#### Directions:
Copy every entry word for word. Skip the pictures.

== Materials provided ==

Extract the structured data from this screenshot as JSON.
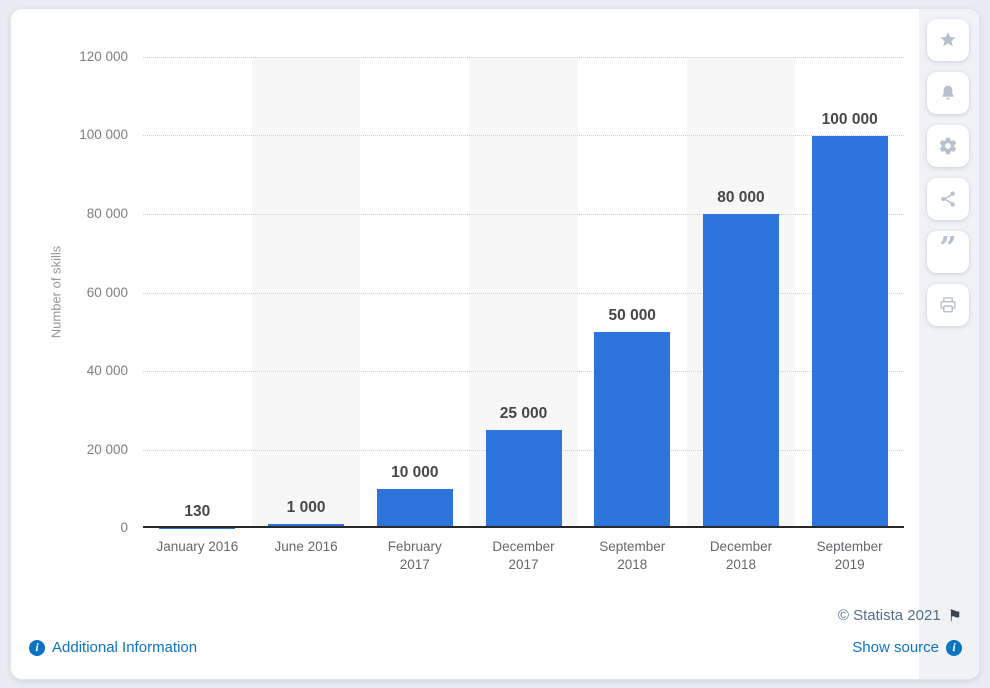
{
  "chart_data": {
    "type": "bar",
    "title": "",
    "xlabel": "",
    "ylabel": "Number of skills",
    "categories": [
      "January 2016",
      "June 2016",
      "February\n2017",
      "December\n2017",
      "September\n2018",
      "December\n2018",
      "September\n2019"
    ],
    "values": [
      130,
      1000,
      10000,
      25000,
      50000,
      80000,
      100000
    ],
    "value_labels": [
      "130",
      "1 000",
      "10 000",
      "25 000",
      "50 000",
      "80 000",
      "100 000"
    ],
    "ylim": [
      0,
      120000
    ],
    "ytick_values": [
      0,
      20000,
      40000,
      60000,
      80000,
      100000,
      120000
    ],
    "ytick_labels": [
      "0",
      "20 000",
      "40 000",
      "60 000",
      "80 000",
      "100 000",
      "120 000"
    ],
    "grid": "horizontal-dotted",
    "legend": "none",
    "bar_color": "#2d74dc",
    "shaded_column_indexes": [
      1,
      3,
      5
    ],
    "shaded_band_color": "#f7f7f7"
  },
  "toolbar": {
    "icons": [
      {
        "name": "favorite-star"
      },
      {
        "name": "notification-bell"
      },
      {
        "name": "settings-gear"
      },
      {
        "name": "share"
      },
      {
        "name": "citation-quote"
      },
      {
        "name": "print"
      }
    ]
  },
  "footer": {
    "copyright": "© Statista 2021",
    "additional_information": "Additional Information",
    "show_source": "Show source"
  },
  "colors": {
    "bar_blue": "#2d74dc",
    "link_blue": "#0d74c4",
    "copyright_gray_blue": "#54708c",
    "icon_gray": "#b7c0cd"
  }
}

===

#### The output:
Extract the structured data from this screenshot as JSON.
{
  "chart_data": {
    "type": "bar",
    "title": "",
    "xlabel": "",
    "ylabel": "Number of skills",
    "categories": [
      "January 2016",
      "June 2016",
      "February\n2017",
      "December\n2017",
      "September\n2018",
      "December\n2018",
      "September\n2019"
    ],
    "values": [
      130,
      1000,
      10000,
      25000,
      50000,
      80000,
      100000
    ],
    "value_labels": [
      "130",
      "1 000",
      "10 000",
      "25 000",
      "50 000",
      "80 000",
      "100 000"
    ],
    "ylim": [
      0,
      120000
    ],
    "ytick_values": [
      0,
      20000,
      40000,
      60000,
      80000,
      100000,
      120000
    ],
    "ytick_labels": [
      "0",
      "20 000",
      "40 000",
      "60 000",
      "80 000",
      "100 000",
      "120 000"
    ],
    "grid": "horizontal-dotted",
    "legend": "none",
    "bar_color": "#2d74dc",
    "shaded_column_indexes": [
      1,
      3,
      5
    ],
    "shaded_band_color": "#f7f7f7"
  },
  "toolbar": {
    "icons": [
      {
        "name": "favorite-star"
      },
      {
        "name": "notification-bell"
      },
      {
        "name": "settings-gear"
      },
      {
        "name": "share"
      },
      {
        "name": "citation-quote"
      },
      {
        "name": "print"
      }
    ]
  },
  "footer": {
    "copyright": "© Statista 2021",
    "additional_information": "Additional Information",
    "show_source": "Show source"
  },
  "colors": {
    "bar_blue": "#2d74dc",
    "link_blue": "#0d74c4",
    "copyright_gray_blue": "#54708c",
    "icon_gray": "#b7c0cd"
  }
}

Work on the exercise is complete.